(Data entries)
══════════

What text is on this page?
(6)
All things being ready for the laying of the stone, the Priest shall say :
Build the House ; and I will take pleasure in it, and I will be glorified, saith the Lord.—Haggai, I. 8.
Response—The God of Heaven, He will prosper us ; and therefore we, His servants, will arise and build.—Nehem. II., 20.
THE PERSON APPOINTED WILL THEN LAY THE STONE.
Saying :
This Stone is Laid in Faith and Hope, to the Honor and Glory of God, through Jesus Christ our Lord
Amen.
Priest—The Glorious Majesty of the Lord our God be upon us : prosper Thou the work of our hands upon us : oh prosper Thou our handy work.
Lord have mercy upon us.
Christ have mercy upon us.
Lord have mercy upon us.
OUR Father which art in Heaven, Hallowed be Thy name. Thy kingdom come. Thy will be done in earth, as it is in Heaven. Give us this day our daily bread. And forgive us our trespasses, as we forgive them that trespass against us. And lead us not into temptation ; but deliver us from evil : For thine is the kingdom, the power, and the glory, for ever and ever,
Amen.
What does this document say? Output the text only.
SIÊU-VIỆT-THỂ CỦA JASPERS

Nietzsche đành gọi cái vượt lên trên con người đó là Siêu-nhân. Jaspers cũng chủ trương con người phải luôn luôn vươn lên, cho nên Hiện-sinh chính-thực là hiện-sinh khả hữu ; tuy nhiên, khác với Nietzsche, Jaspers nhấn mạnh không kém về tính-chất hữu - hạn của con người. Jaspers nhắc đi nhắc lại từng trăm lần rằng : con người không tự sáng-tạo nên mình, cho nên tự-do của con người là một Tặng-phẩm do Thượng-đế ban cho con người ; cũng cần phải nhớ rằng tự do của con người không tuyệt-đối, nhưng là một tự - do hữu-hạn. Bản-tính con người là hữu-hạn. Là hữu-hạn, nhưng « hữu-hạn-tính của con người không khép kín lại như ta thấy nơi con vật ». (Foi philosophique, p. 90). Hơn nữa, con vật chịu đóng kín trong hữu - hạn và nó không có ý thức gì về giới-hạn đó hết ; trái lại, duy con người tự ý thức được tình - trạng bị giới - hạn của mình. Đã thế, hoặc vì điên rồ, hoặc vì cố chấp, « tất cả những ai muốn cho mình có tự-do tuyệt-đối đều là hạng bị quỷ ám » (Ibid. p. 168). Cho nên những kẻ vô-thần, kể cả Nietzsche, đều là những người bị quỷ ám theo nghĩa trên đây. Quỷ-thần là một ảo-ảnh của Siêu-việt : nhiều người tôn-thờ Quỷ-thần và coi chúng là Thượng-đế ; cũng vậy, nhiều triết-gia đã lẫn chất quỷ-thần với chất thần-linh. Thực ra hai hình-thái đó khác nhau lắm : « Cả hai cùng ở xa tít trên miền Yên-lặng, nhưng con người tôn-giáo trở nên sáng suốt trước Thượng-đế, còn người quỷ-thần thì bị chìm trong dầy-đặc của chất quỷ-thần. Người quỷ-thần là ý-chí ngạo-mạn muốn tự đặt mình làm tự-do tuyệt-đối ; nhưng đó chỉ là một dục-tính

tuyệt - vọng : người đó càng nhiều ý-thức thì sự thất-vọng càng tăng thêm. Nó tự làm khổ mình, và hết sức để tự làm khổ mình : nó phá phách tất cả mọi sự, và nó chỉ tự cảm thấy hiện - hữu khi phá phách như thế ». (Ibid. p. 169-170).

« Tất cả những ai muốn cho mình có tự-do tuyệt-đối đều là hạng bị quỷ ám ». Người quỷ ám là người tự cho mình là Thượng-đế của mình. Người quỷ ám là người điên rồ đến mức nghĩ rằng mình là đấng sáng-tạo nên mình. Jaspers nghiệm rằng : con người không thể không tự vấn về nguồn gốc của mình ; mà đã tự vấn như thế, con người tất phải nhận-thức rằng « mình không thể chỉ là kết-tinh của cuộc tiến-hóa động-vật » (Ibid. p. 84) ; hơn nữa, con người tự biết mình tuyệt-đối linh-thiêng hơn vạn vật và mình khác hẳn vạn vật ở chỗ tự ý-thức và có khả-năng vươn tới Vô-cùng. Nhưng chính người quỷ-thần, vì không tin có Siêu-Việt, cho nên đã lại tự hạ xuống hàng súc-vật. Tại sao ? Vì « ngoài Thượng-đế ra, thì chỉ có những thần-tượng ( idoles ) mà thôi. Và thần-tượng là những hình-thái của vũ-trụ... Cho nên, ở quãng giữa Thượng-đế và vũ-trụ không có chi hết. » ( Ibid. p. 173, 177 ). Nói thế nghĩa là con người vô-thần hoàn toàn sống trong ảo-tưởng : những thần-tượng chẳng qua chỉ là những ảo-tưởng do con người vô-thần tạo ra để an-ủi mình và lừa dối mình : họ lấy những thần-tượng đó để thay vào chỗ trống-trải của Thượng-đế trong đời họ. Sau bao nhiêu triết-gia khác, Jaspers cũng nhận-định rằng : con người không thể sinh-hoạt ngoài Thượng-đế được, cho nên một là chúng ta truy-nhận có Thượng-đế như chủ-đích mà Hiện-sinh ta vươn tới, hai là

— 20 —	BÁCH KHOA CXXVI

══════════

- **Task to complete**: Retype every record above exactly as written.

- **Final result**:
What text is on this page?
(6)
All things being ready for the laying of the stone, the Priest shall say :
Build the House ; and I will take pleasure in it, and I will be glorified, saith the Lord.—Haggai, I. 8.
Response—The God of Heaven, He will prosper us ; and therefore we, His servants, will arise and build.—Nehem. II., 20.
THE PERSON APPOINTED WILL THEN LAY THE STONE.
Saying :
This Stone is Laid in Faith and Hope, to the Honor and Glory of God, through Jesus Christ our Lord
Amen.
Priest—The Glorious Majesty of the Lord our God be upon us : prosper Thou the work of our hands upon us : oh prosper Thou our handy work.
Lord have mercy upon us.
Christ have mercy upon us.
Lord have mercy upon us.
OUR Father which art in Heaven, Hallowed be Thy name. Thy kingdom come. Thy will be done in earth, as it is in Heaven. Give us this day our daily bread. And forgive us our trespasses, as we forgive them that trespass against us. And lead us not into temptation ; but deliver us from evil : For thine is the kingdom, the power, and the glory, for ever and ever,
Amen.
What does this document say? Output the text only.
SIÊU-VIỆT-THỂ CỦA JASPERS

Nietzsche đành gọi cái vượt lên trên con người đó là Siêu-nhân. Jaspers cũng chủ trương con người phải luôn luôn vươn lên, cho nên Hiện-sinh chính-thực là hiện-sinh khả hữu ; tuy nhiên, khác với Nietzsche, Jaspers nhấn mạnh không kém về tính-chất hữu - hạn của con người. Jaspers nhắc đi nhắc lại từng trăm lần rằng : con người không tự sáng-tạo nên mình, cho nên tự-do của con người là một Tặng-phẩm do Thượng-đế ban cho con người ; cũng cần phải nhớ rằng tự do của con người không tuyệt-đối, nhưng là một tự - do hữu-hạn. Bản-tính con người là hữu-hạn. Là hữu-hạn, nhưng « hữu-hạn-tính của con người không khép kín lại như ta thấy nơi con vật ». (Foi philosophique, p. 90). Hơn nữa, con vật chịu đóng kín trong hữu - hạn và nó không có ý thức gì về giới-hạn đó hết ; trái lại, duy con người tự ý thức được tình - trạng bị giới - hạn của mình. Đã thế, hoặc vì điên rồ, hoặc vì cố chấp, « tất cả những ai muốn cho mình có tự-do tuyệt-đối đều là hạng bị quỷ ám » (Ibid. p. 168). Cho nên những kẻ vô-thần, kể cả Nietzsche, đều là những người bị quỷ ám theo nghĩa trên đây. Quỷ-thần là một ảo-ảnh của Siêu-việt : nhiều người tôn-thờ Quỷ-thần và coi chúng là Thượng-đế ; cũng vậy, nhiều triết-gia đã lẫn chất quỷ-thần với chất thần-linh. Thực ra hai hình-thái đó khác nhau lắm : « Cả hai cùng ở xa tít trên miền Yên-lặng, nhưng con người tôn-giáo trở nên sáng suốt trước Thượng-đế, còn người quỷ-thần thì bị chìm trong dầy-đặc của chất quỷ-thần. Người quỷ-thần là ý-chí ngạo-mạn muốn tự đặt mình làm tự-do tuyệt-đối ; nhưng đó chỉ là một dục-tính

tuyệt - vọng : người đó càng nhiều ý-thức thì sự thất-vọng càng tăng thêm. Nó tự làm khổ mình, và hết sức để tự làm khổ mình : nó phá phách tất cả mọi sự, và nó chỉ tự cảm thấy hiện - hữu khi phá phách như thế ». (Ibid. p. 169-170).

« Tất cả những ai muốn cho mình có tự-do tuyệt-đối đều là hạng bị quỷ ám ». Người quỷ ám là người tự cho mình là Thượng-đế của mình. Người quỷ ám là người điên rồ đến mức nghĩ rằng mình là đấng sáng-tạo nên mình. Jaspers nghiệm rằng : con người không thể không tự vấn về nguồn gốc của mình ; mà đã tự vấn như thế, con người tất phải nhận-thức rằng « mình không thể chỉ là kết-tinh của cuộc tiến-hóa động-vật » (Ibid. p. 84) ; hơn nữa, con người tự biết mình tuyệt-đối linh-thiêng hơn vạn vật và mình khác hẳn vạn vật ở chỗ tự ý-thức và có khả-năng vươn tới Vô-cùng. Nhưng chính người quỷ-thần, vì không tin có Siêu-Việt, cho nên đã lại tự hạ xuống hàng súc-vật. Tại sao ? Vì « ngoài Thượng-đế ra, thì chỉ có những thần-tượng ( idoles ) mà thôi. Và thần-tượng là những hình-thái của vũ-trụ... Cho nên, ở quãng giữa Thượng-đế và vũ-trụ không có chi hết. » ( Ibid. p. 173, 177 ). Nói thế nghĩa là con người vô-thần hoàn toàn sống trong ảo-tưởng : những thần-tượng chẳng qua chỉ là những ảo-tưởng do con người vô-thần tạo ra để an-ủi mình và lừa dối mình : họ lấy những thần-tượng đó để thay vào chỗ trống-trải của Thượng-đế trong đời họ. Sau bao nhiêu triết-gia khác, Jaspers cũng nhận-định rằng : con người không thể sinh-hoạt ngoài Thượng-đế được, cho nên một là chúng ta truy-nhận có Thượng-đế như chủ-đích mà Hiện-sinh ta vươn tới, hai là

— 20 —	BÁCH KHOA CXXVI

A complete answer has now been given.